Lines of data
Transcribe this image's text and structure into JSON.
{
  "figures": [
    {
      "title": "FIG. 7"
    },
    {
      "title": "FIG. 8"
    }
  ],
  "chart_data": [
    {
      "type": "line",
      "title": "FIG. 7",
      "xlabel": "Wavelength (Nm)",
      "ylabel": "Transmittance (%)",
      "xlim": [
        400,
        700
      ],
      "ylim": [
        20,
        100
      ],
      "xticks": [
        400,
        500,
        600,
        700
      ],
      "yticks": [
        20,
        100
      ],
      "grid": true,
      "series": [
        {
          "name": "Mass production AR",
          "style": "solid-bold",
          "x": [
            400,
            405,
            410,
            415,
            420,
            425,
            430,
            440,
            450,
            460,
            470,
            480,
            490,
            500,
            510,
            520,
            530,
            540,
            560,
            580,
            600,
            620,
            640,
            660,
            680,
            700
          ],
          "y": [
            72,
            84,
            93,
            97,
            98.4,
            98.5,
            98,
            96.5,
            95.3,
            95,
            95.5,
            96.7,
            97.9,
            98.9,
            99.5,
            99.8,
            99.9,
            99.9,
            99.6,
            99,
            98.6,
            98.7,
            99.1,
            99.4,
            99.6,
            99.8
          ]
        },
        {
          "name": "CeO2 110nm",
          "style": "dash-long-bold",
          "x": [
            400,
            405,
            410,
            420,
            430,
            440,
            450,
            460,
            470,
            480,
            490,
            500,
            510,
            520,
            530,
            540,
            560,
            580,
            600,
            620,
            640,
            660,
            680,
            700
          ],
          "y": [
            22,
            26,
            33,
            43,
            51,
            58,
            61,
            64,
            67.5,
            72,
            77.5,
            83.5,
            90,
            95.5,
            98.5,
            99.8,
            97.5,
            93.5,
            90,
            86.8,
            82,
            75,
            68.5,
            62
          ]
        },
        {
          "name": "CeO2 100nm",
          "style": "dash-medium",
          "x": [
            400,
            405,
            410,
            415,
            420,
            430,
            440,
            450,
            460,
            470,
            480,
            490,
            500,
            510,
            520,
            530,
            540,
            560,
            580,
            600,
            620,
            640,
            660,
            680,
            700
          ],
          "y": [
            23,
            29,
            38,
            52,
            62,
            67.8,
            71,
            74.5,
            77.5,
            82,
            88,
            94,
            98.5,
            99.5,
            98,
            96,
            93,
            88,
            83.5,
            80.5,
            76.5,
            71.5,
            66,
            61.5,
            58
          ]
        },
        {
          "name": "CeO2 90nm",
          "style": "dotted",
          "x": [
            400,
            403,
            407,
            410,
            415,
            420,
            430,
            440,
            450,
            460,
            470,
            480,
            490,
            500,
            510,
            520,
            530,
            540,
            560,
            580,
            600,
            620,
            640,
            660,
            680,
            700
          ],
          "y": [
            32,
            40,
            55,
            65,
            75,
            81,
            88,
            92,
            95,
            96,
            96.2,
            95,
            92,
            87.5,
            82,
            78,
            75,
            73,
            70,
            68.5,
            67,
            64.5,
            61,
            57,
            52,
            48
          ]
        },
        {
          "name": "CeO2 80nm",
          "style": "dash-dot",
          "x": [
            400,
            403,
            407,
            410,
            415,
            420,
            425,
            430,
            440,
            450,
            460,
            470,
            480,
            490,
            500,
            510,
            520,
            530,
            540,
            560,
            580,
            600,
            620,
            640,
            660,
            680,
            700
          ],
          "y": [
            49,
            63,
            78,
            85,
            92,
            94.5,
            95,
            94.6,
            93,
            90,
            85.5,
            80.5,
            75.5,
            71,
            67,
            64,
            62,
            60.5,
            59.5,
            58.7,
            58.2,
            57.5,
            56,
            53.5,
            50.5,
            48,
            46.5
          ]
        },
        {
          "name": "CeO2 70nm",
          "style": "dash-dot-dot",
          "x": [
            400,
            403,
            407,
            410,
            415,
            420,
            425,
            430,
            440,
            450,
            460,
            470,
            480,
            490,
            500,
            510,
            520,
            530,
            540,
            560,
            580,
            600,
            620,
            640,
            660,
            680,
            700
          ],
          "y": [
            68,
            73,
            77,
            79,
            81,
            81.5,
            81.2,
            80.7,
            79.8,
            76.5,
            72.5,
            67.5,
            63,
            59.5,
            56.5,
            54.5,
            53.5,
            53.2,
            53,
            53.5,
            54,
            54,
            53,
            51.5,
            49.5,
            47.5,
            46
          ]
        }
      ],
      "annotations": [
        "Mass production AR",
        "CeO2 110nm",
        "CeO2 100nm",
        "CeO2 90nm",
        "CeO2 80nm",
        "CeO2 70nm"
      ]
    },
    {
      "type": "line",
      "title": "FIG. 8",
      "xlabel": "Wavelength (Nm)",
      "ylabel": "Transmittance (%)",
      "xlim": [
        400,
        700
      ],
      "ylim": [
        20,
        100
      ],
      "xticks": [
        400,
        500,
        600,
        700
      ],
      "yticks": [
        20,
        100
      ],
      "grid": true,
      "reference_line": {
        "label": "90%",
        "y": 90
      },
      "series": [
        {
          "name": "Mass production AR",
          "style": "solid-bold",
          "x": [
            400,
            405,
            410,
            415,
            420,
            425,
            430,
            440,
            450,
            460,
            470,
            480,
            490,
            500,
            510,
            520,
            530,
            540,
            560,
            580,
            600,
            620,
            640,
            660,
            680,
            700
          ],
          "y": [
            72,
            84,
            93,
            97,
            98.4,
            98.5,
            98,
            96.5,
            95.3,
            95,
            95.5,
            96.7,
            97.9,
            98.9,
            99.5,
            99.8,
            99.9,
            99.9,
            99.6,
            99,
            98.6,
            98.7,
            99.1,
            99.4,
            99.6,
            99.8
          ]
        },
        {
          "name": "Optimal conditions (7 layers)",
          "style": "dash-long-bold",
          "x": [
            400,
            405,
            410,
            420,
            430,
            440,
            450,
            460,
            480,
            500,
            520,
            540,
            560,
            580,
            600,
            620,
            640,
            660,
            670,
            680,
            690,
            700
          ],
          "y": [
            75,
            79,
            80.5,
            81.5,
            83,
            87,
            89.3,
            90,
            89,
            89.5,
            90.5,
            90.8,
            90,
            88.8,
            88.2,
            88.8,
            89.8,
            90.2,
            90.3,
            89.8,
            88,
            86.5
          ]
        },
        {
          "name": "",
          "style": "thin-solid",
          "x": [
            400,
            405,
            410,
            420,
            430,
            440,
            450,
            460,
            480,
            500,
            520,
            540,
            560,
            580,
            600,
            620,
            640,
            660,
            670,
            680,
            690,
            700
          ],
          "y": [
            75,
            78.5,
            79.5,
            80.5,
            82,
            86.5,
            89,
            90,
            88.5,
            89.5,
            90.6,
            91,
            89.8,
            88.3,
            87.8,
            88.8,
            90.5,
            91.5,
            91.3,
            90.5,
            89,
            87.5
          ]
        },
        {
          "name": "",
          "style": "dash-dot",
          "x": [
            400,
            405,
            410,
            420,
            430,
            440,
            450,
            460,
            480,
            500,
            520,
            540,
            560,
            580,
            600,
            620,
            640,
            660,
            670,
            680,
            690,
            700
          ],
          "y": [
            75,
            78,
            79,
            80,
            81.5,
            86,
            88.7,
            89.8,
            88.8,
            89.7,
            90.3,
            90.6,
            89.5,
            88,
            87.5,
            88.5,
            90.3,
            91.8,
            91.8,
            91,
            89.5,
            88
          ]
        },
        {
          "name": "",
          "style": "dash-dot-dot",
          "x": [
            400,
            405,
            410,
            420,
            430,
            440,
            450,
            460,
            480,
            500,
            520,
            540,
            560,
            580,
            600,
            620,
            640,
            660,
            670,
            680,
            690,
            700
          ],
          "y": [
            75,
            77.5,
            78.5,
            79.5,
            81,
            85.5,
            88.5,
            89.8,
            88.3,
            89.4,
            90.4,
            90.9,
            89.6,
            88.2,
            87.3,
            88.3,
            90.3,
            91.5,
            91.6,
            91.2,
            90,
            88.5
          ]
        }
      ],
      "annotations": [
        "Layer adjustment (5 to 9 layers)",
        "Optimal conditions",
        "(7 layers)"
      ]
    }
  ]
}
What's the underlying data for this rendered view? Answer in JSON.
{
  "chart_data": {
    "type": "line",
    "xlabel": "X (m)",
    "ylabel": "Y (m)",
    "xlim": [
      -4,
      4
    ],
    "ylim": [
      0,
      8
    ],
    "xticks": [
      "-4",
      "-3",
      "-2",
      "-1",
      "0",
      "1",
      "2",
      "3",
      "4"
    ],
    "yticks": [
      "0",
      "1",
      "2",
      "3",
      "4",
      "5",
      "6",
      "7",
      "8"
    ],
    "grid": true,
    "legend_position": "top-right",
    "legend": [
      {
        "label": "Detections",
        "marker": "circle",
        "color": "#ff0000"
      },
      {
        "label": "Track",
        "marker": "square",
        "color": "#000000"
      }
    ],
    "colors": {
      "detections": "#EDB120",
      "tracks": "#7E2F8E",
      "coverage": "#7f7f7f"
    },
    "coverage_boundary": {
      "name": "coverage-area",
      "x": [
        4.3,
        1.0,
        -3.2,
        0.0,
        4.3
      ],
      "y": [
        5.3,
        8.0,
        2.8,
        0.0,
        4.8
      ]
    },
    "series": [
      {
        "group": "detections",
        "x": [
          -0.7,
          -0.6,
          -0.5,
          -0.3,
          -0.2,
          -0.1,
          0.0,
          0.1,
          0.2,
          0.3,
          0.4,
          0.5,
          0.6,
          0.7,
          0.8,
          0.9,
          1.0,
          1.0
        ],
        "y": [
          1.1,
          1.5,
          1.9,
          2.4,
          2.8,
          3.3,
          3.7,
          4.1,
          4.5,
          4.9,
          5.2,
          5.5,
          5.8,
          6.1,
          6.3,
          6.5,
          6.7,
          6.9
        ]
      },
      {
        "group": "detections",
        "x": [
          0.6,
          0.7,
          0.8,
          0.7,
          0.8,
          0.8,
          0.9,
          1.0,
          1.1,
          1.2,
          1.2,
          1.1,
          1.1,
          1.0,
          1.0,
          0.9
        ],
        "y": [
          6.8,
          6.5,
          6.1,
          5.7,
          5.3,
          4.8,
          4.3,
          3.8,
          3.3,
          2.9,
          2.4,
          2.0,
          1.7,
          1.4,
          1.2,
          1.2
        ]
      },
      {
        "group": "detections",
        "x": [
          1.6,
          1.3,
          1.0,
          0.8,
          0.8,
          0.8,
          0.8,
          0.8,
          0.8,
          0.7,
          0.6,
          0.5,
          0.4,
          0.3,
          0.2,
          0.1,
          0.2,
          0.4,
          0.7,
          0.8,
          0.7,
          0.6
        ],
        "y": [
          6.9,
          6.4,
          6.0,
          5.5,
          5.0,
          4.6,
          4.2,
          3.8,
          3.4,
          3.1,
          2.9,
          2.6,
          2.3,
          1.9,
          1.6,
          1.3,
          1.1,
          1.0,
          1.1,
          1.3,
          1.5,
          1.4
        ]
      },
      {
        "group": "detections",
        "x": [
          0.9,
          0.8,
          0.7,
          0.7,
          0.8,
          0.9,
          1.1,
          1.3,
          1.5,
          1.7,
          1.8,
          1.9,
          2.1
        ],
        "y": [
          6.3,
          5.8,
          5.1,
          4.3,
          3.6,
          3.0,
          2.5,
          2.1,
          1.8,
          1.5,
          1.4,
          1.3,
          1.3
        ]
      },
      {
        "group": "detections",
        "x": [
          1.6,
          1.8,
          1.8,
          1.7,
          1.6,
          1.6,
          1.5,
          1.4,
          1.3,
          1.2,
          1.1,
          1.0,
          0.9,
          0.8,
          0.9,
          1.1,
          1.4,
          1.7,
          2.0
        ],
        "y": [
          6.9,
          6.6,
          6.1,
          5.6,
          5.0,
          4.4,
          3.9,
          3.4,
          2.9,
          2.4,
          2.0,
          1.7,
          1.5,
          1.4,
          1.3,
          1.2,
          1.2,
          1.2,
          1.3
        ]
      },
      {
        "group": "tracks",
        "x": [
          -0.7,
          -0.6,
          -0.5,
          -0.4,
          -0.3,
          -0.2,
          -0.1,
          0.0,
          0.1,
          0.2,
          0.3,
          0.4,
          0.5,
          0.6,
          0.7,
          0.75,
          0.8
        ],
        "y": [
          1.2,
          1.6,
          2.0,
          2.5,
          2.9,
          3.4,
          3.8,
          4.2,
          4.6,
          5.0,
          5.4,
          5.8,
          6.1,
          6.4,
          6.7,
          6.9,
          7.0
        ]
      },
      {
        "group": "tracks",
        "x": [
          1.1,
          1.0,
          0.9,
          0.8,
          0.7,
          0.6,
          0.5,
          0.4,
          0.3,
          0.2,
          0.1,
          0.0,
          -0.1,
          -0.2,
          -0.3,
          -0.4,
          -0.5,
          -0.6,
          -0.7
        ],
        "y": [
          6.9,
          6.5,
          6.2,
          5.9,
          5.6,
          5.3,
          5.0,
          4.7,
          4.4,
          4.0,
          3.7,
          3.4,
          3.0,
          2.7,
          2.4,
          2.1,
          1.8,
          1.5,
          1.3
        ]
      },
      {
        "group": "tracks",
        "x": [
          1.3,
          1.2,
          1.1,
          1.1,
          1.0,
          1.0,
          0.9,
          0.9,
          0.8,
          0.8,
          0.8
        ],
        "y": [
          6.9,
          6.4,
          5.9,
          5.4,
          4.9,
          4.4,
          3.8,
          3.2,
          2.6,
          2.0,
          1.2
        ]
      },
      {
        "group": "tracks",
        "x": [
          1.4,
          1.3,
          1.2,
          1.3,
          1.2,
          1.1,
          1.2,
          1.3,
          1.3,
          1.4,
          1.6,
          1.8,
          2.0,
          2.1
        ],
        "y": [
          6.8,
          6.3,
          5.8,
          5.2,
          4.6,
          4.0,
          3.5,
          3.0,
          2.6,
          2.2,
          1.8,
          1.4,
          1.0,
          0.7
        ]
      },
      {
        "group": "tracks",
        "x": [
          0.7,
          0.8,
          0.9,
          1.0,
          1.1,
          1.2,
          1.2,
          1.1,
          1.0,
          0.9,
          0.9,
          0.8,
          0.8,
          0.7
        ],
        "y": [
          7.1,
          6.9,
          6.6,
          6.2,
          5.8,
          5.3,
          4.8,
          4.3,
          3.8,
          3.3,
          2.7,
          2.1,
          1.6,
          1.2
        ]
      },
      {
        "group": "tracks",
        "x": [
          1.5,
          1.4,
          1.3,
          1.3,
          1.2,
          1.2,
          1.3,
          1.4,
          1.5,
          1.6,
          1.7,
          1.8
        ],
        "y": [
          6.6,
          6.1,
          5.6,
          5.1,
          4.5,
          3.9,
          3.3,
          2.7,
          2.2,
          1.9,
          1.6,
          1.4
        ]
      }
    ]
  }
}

Exercise task: Copy every line in the records above that contains the word "this".

Reply to the exercise:
Transcribe this image's text and structure into JSON.
What's the underlying data for this rendered view? Answer in JSON.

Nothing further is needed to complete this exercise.